Directions for this task:
Can you give the lines from the one containing "slicer-item-label: Saturday, February" through the one containing "checkbox[interactable] [58,883,80,905]", both included, as a JSON list of strings with one string per line and blank lines left out?

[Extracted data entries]
□ □ □ □ □ □ □

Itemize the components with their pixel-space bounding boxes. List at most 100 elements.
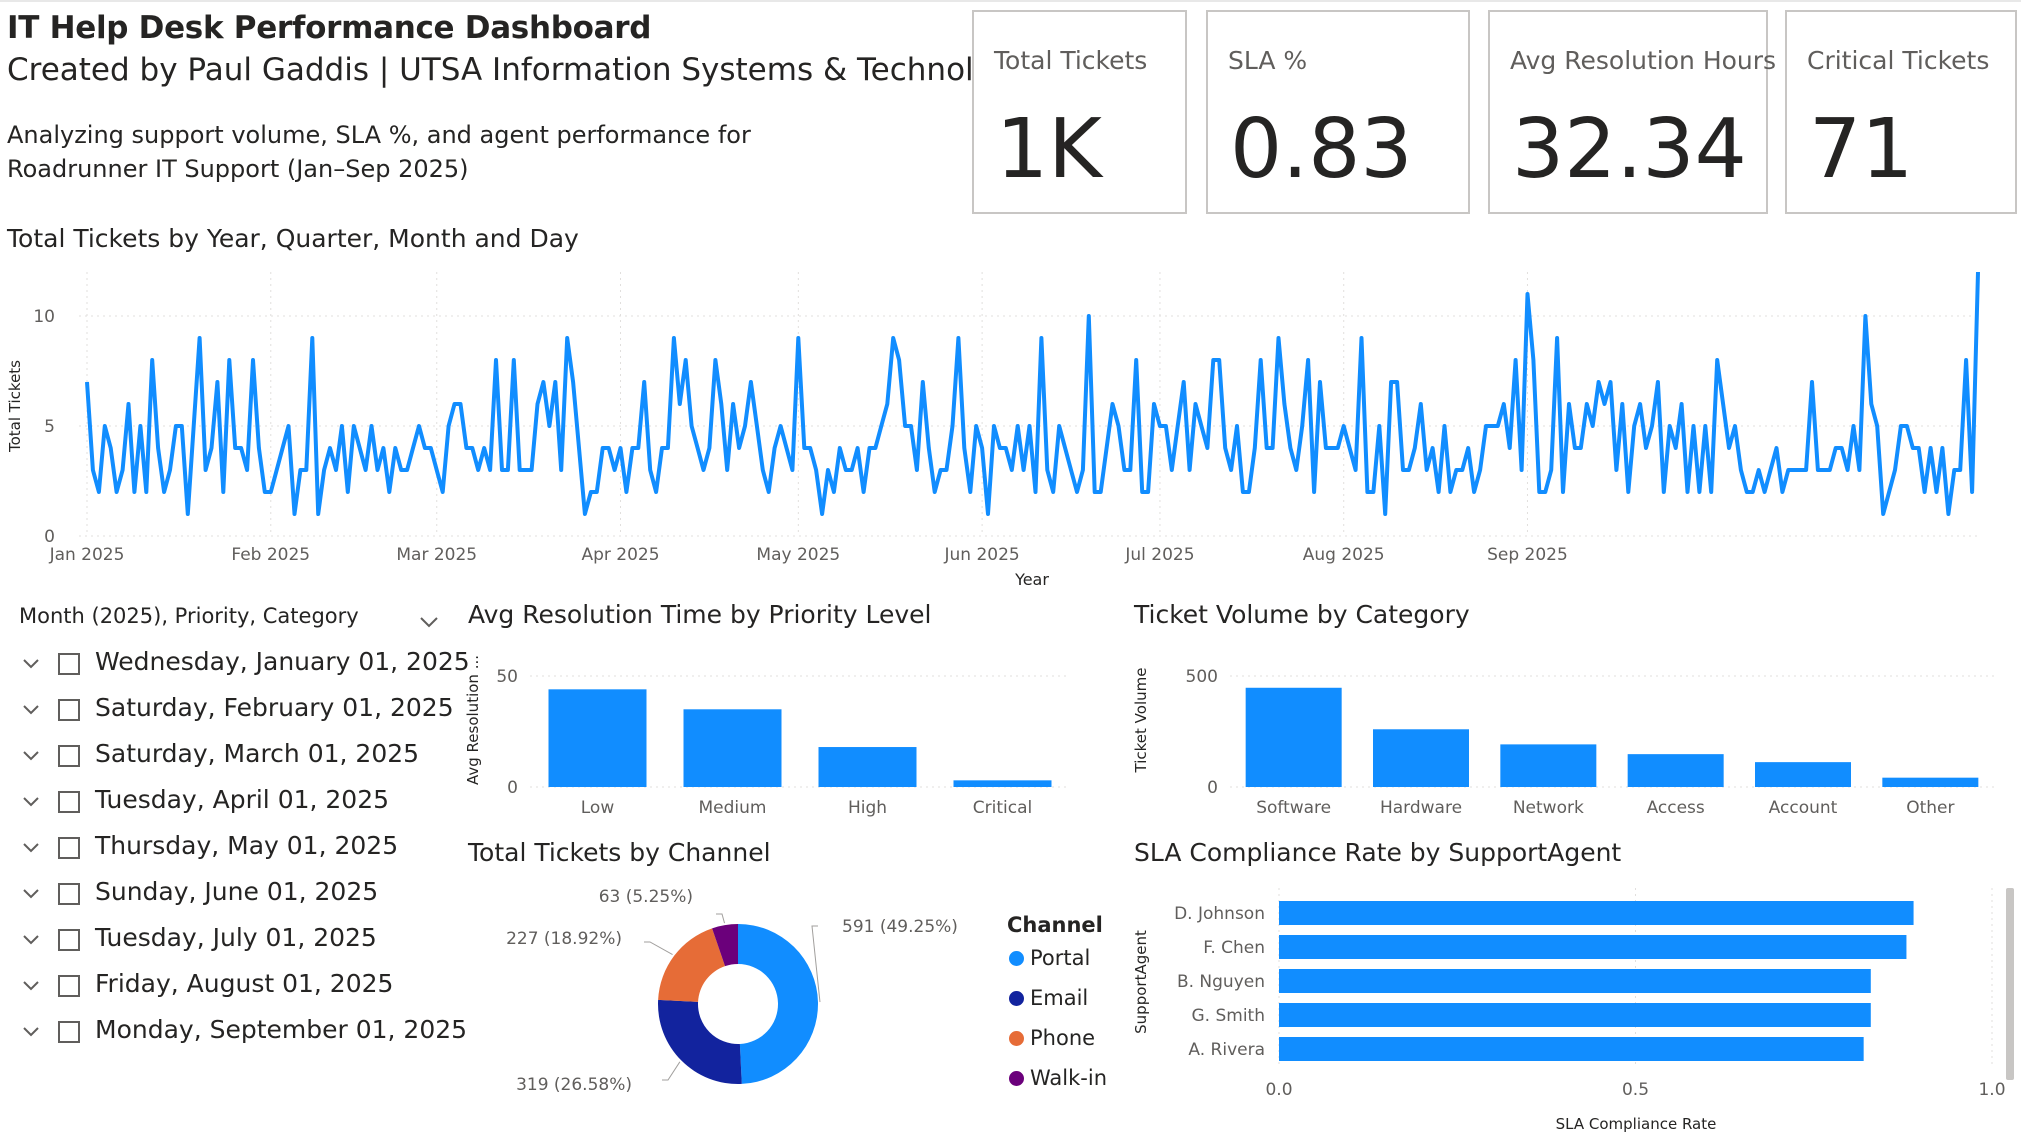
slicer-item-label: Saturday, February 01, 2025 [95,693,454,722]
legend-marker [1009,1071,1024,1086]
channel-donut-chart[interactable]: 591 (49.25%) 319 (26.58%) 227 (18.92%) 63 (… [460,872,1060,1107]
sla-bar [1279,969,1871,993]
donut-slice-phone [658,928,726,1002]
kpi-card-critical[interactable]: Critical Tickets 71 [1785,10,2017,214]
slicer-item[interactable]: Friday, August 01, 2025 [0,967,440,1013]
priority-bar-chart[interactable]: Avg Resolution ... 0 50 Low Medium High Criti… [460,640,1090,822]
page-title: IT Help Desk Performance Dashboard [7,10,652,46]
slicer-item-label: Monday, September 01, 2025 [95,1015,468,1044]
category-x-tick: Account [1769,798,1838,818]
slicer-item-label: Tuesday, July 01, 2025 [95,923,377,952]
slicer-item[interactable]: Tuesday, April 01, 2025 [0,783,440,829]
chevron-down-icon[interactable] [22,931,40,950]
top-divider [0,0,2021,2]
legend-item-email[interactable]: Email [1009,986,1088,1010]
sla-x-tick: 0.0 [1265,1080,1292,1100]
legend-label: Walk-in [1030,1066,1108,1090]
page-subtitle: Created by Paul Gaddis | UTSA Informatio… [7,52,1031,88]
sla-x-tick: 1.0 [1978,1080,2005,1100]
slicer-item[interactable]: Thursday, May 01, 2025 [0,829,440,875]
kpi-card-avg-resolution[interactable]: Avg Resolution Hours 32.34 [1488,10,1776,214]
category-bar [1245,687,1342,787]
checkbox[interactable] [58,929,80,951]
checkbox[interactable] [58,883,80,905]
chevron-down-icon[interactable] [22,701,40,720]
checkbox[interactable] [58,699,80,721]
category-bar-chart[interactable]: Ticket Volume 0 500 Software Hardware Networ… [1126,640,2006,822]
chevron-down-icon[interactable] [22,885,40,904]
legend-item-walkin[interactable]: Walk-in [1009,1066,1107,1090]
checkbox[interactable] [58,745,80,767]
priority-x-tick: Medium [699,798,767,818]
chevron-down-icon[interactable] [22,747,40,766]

□ □ □ □ □ □ □

Result of the task:
[
  "slicer-item-label: Saturday, February 01, 2025 [95,693,454,722]",
  "legend-marker [1009,1071,1024,1086]",
  "channel-donut-chart[interactable]: 591 (49.25%) 319 (26.58%) 227 (18.92%) 63 (… [460,872,1060,1107]",
  "sla-bar [1279,969,1871,993]",
  "donut-slice-phone [658,928,726,1002]",
  "kpi-card-critical[interactable]: Critical Tickets 71 [1785,10,2017,214]",
  "slicer-item[interactable]: Friday, August 01, 2025 [0,967,440,1013]",
  "priority-bar-chart[interactable]: Avg Resolution ... 0 50 Low Medium High Criti… [460,640,1090,822]",
  "page-title: IT Help Desk Performance Dashboard [7,10,652,46]",
  "slicer-item-label: Monday, September 01, 2025 [95,1015,468,1044]",
  "category-x-tick: Account [1769,798,1838,818]",
  "slicer-item-label: Tuesday, July 01, 2025 [95,923,377,952]",
  "slicer-item[interactable]: Tuesday, April 01, 2025 [0,783,440,829]",
  "chevron-down-icon[interactable] [22,931,40,950]",
  "top-divider [0,0,2021,2]",
  "legend-item-email[interactable]: Email [1009,986,1088,1010]",
  "sla-x-tick: 0.0 [1265,1080,1292,1100]",
  "legend-label: Walk-in [1030,1066,1108,1090]",
  "page-subtitle: Created by Paul Gaddis | UTSA Informatio… [7,52,1031,88]",
  "sla-x-tick: 1.0 [1978,1080,2005,1100]",
  "slicer-item[interactable]: Thursday, May 01, 2025 [0,829,440,875]",
  "kpi-card-avg-resolution[interactable]: Avg Resolution Hours 32.34 [1488,10,1776,214]",
  "category-bar [1245,687,1342,787]",
  "checkbox[interactable] [58,929,80,951]",
  "checkbox[interactable] [58,883,80,905]"
]